MATERIAL PROVIDED
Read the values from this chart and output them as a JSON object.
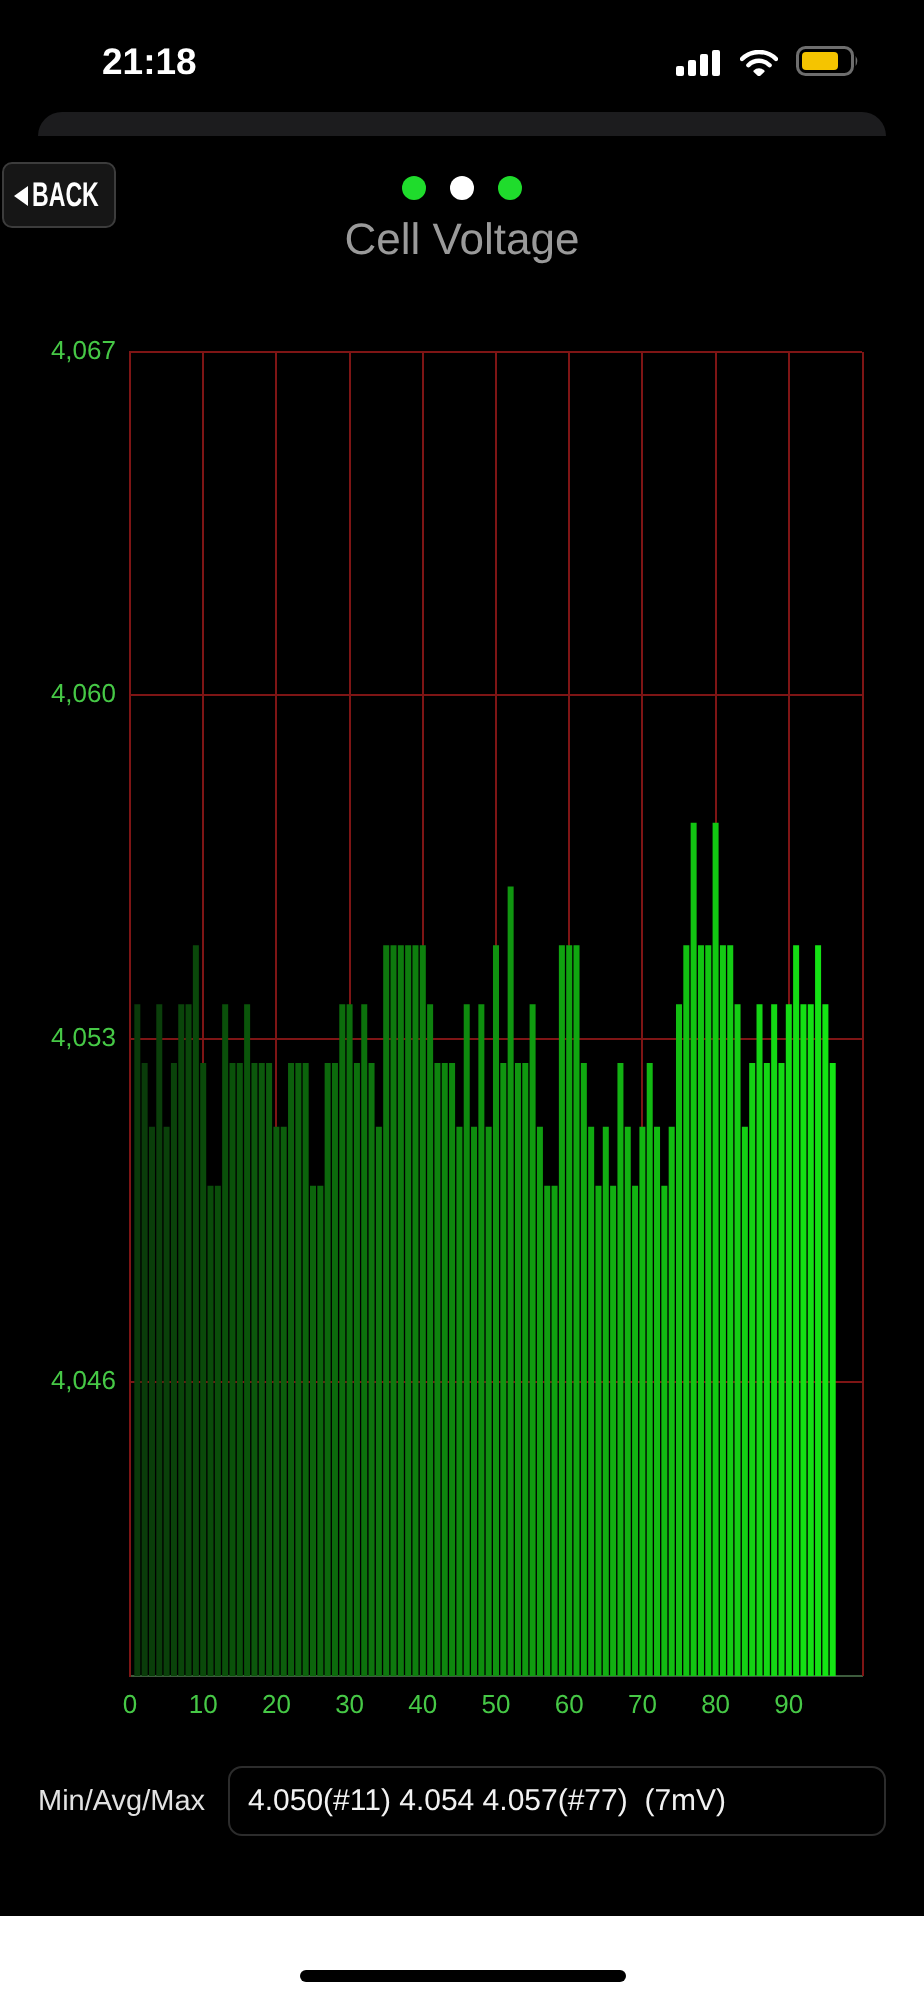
{
  "chart_data": {
    "type": "bar",
    "title": "Cell Voltage",
    "annotations": [
      "21:18",
      "BACK",
      "Min/Avg/Max",
      "4.050(#11) 4.054 4.057(#77)  (7mV)"
    ],
    "x": [
      1,
      2,
      3,
      4,
      5,
      6,
      7,
      8,
      9,
      10,
      11,
      12,
      13,
      14,
      15,
      16,
      17,
      18,
      19,
      20,
      21,
      22,
      23,
      24,
      25,
      26,
      27,
      28,
      29,
      30,
      31,
      32,
      33,
      34,
      35,
      36,
      37,
      38,
      39,
      40,
      41,
      42,
      43,
      44,
      45,
      46,
      47,
      48,
      49,
      50,
      51,
      52,
      53,
      54,
      55,
      56,
      57,
      58,
      59,
      60,
      61,
      62,
      63,
      64,
      65,
      66,
      67,
      68,
      69,
      70,
      71,
      72,
      73,
      74,
      75,
      76,
      77,
      78,
      79,
      80,
      81,
      82,
      83,
      84,
      85,
      86,
      87,
      88,
      89,
      90,
      91,
      92,
      93,
      94,
      95,
      96
    ],
    "values": [
      4053.7,
      4052.5,
      4051.2,
      4053.7,
      4051.2,
      4052.5,
      4053.7,
      4053.7,
      4054.9,
      4052.5,
      4050.0,
      4050.0,
      4053.7,
      4052.5,
      4052.5,
      4053.7,
      4052.5,
      4052.5,
      4052.5,
      4051.2,
      4051.2,
      4052.5,
      4052.5,
      4052.5,
      4050.0,
      4050.0,
      4052.5,
      4052.5,
      4053.7,
      4053.7,
      4052.5,
      4053.7,
      4052.5,
      4051.2,
      4054.9,
      4054.9,
      4054.9,
      4054.9,
      4054.9,
      4054.9,
      4053.7,
      4052.5,
      4052.5,
      4052.5,
      4051.2,
      4053.7,
      4051.2,
      4053.7,
      4051.2,
      4054.9,
      4052.5,
      4056.1,
      4052.5,
      4052.5,
      4053.7,
      4051.2,
      4050.0,
      4050.0,
      4054.9,
      4054.9,
      4054.9,
      4052.5,
      4051.2,
      4050.0,
      4051.2,
      4050.0,
      4052.5,
      4051.2,
      4050.0,
      4051.2,
      4052.5,
      4051.2,
      4050.0,
      4051.2,
      4053.7,
      4054.9,
      4057.4,
      4054.9,
      4054.9,
      4057.4,
      4054.9,
      4054.9,
      4053.7,
      4051.2,
      4052.5,
      4053.7,
      4052.5,
      4053.7,
      4052.5,
      4053.7,
      4054.9,
      4053.7,
      4053.7,
      4054.9,
      4053.7,
      4052.5
    ],
    "colors": [
      "#0a3a0a",
      "#0a3c0a",
      "#0a3e0a",
      "#0a3f0a",
      "#0a410a",
      "#0a430a",
      "#0a450a",
      "#0a470a",
      "#0a480a",
      "#0a4a0a",
      "#0a4c0a",
      "#0a4e0a",
      "#0a500a",
      "#0a520a",
      "#0a530a",
      "#0a550a",
      "#0c570c",
      "#0c590c",
      "#0c5b0c",
      "#0c5c0c",
      "#0c5e0c",
      "#0c600c",
      "#0c620c",
      "#0c640c",
      "#0c650c",
      "#0c670c",
      "#0c690c",
      "#0c6b0c",
      "#0c6d0c",
      "#0c6e0c",
      "#0c700c",
      "#0c720c",
      "#0e740e",
      "#0e760e",
      "#0e780e",
      "#0e790e",
      "#0e7b0e",
      "#0e7d0e",
      "#0e7f0e",
      "#0e810e",
      "#0e820e",
      "#0e840e",
      "#0e860e",
      "#0e880e",
      "#0e8a0e",
      "#0e8b0e",
      "#0e8d0e",
      "#0e8f0e",
      "#109110",
      "#109310",
      "#109510",
      "#109610",
      "#109810",
      "#109a10",
      "#109c10",
      "#109e10",
      "#109f10",
      "#10a110",
      "#10a310",
      "#10a510",
      "#10a710",
      "#10a810",
      "#10aa10",
      "#10ac10",
      "#12ae12",
      "#12b012",
      "#12b112",
      "#12b312",
      "#12b512",
      "#12b712",
      "#12b912",
      "#12bb12",
      "#12bc12",
      "#12be12",
      "#12c012",
      "#12c212",
      "#12c412",
      "#12c512",
      "#12c712",
      "#12c912",
      "#14cb14",
      "#14cd14",
      "#14ce14",
      "#14d014",
      "#14d214",
      "#14d414",
      "#14d614",
      "#14d714",
      "#14d914",
      "#14db14",
      "#14dd14",
      "#14df14",
      "#14e114",
      "#14e214",
      "#14e414",
      "#14e614"
    ],
    "xlim": [
      0,
      100
    ],
    "xticks": [
      0,
      10,
      20,
      30,
      40,
      50,
      60,
      70,
      80,
      90
    ],
    "ylim": [
      4040,
      4067
    ],
    "yticks": [
      {
        "value": 4046,
        "label": "4,046"
      },
      {
        "value": 4053,
        "label": "4,053"
      },
      {
        "value": 4060,
        "label": "4,060"
      },
      {
        "value": 4067,
        "label": "4,067"
      }
    ],
    "grid": true
  }
}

YOUR GOAL
Write out the listing above exactly as it stands, pictures excluded.

TASK RESPONSE
Read the values from this chart and output them as a JSON object.
{
  "chart_data": {
    "type": "bar",
    "title": "Cell Voltage",
    "annotations": [
      "21:18",
      "BACK",
      "Min/Avg/Max",
      "4.050(#11) 4.054 4.057(#77)  (7mV)"
    ],
    "x": [
      1,
      2,
      3,
      4,
      5,
      6,
      7,
      8,
      9,
      10,
      11,
      12,
      13,
      14,
      15,
      16,
      17,
      18,
      19,
      20,
      21,
      22,
      23,
      24,
      25,
      26,
      27,
      28,
      29,
      30,
      31,
      32,
      33,
      34,
      35,
      36,
      37,
      38,
      39,
      40,
      41,
      42,
      43,
      44,
      45,
      46,
      47,
      48,
      49,
      50,
      51,
      52,
      53,
      54,
      55,
      56,
      57,
      58,
      59,
      60,
      61,
      62,
      63,
      64,
      65,
      66,
      67,
      68,
      69,
      70,
      71,
      72,
      73,
      74,
      75,
      76,
      77,
      78,
      79,
      80,
      81,
      82,
      83,
      84,
      85,
      86,
      87,
      88,
      89,
      90,
      91,
      92,
      93,
      94,
      95,
      96
    ],
    "values": [
      4053.7,
      4052.5,
      4051.2,
      4053.7,
      4051.2,
      4052.5,
      4053.7,
      4053.7,
      4054.9,
      4052.5,
      4050.0,
      4050.0,
      4053.7,
      4052.5,
      4052.5,
      4053.7,
      4052.5,
      4052.5,
      4052.5,
      4051.2,
      4051.2,
      4052.5,
      4052.5,
      4052.5,
      4050.0,
      4050.0,
      4052.5,
      4052.5,
      4053.7,
      4053.7,
      4052.5,
      4053.7,
      4052.5,
      4051.2,
      4054.9,
      4054.9,
      4054.9,
      4054.9,
      4054.9,
      4054.9,
      4053.7,
      4052.5,
      4052.5,
      4052.5,
      4051.2,
      4053.7,
      4051.2,
      4053.7,
      4051.2,
      4054.9,
      4052.5,
      4056.1,
      4052.5,
      4052.5,
      4053.7,
      4051.2,
      4050.0,
      4050.0,
      4054.9,
      4054.9,
      4054.9,
      4052.5,
      4051.2,
      4050.0,
      4051.2,
      4050.0,
      4052.5,
      4051.2,
      4050.0,
      4051.2,
      4052.5,
      4051.2,
      4050.0,
      4051.2,
      4053.7,
      4054.9,
      4057.4,
      4054.9,
      4054.9,
      4057.4,
      4054.9,
      4054.9,
      4053.7,
      4051.2,
      4052.5,
      4053.7,
      4052.5,
      4053.7,
      4052.5,
      4053.7,
      4054.9,
      4053.7,
      4053.7,
      4054.9,
      4053.7,
      4052.5
    ],
    "colors": [
      "#0a3a0a",
      "#0a3c0a",
      "#0a3e0a",
      "#0a3f0a",
      "#0a410a",
      "#0a430a",
      "#0a450a",
      "#0a470a",
      "#0a480a",
      "#0a4a0a",
      "#0a4c0a",
      "#0a4e0a",
      "#0a500a",
      "#0a520a",
      "#0a530a",
      "#0a550a",
      "#0c570c",
      "#0c590c",
      "#0c5b0c",
      "#0c5c0c",
      "#0c5e0c",
      "#0c600c",
      "#0c620c",
      "#0c640c",
      "#0c650c",
      "#0c670c",
      "#0c690c",
      "#0c6b0c",
      "#0c6d0c",
      "#0c6e0c",
      "#0c700c",
      "#0c720c",
      "#0e740e",
      "#0e760e",
      "#0e780e",
      "#0e790e",
      "#0e7b0e",
      "#0e7d0e",
      "#0e7f0e",
      "#0e810e",
      "#0e820e",
      "#0e840e",
      "#0e860e",
      "#0e880e",
      "#0e8a0e",
      "#0e8b0e",
      "#0e8d0e",
      "#0e8f0e",
      "#109110",
      "#109310",
      "#109510",
      "#109610",
      "#109810",
      "#109a10",
      "#109c10",
      "#109e10",
      "#109f10",
      "#10a110",
      "#10a310",
      "#10a510",
      "#10a710",
      "#10a810",
      "#10aa10",
      "#10ac10",
      "#12ae12",
      "#12b012",
      "#12b112",
      "#12b312",
      "#12b512",
      "#12b712",
      "#12b912",
      "#12bb12",
      "#12bc12",
      "#12be12",
      "#12c012",
      "#12c212",
      "#12c412",
      "#12c512",
      "#12c712",
      "#12c912",
      "#14cb14",
      "#14cd14",
      "#14ce14",
      "#14d014",
      "#14d214",
      "#14d414",
      "#14d614",
      "#14d714",
      "#14d914",
      "#14db14",
      "#14dd14",
      "#14df14",
      "#14e114",
      "#14e214",
      "#14e414",
      "#14e614"
    ],
    "xlim": [
      0,
      100
    ],
    "xticks": [
      0,
      10,
      20,
      30,
      40,
      50,
      60,
      70,
      80,
      90
    ],
    "ylim": [
      4040,
      4067
    ],
    "yticks": [
      {
        "value": 4046,
        "label": "4,046"
      },
      {
        "value": 4053,
        "label": "4,053"
      },
      {
        "value": 4060,
        "label": "4,060"
      },
      {
        "value": 4067,
        "label": "4,067"
      }
    ],
    "grid": true
  }
}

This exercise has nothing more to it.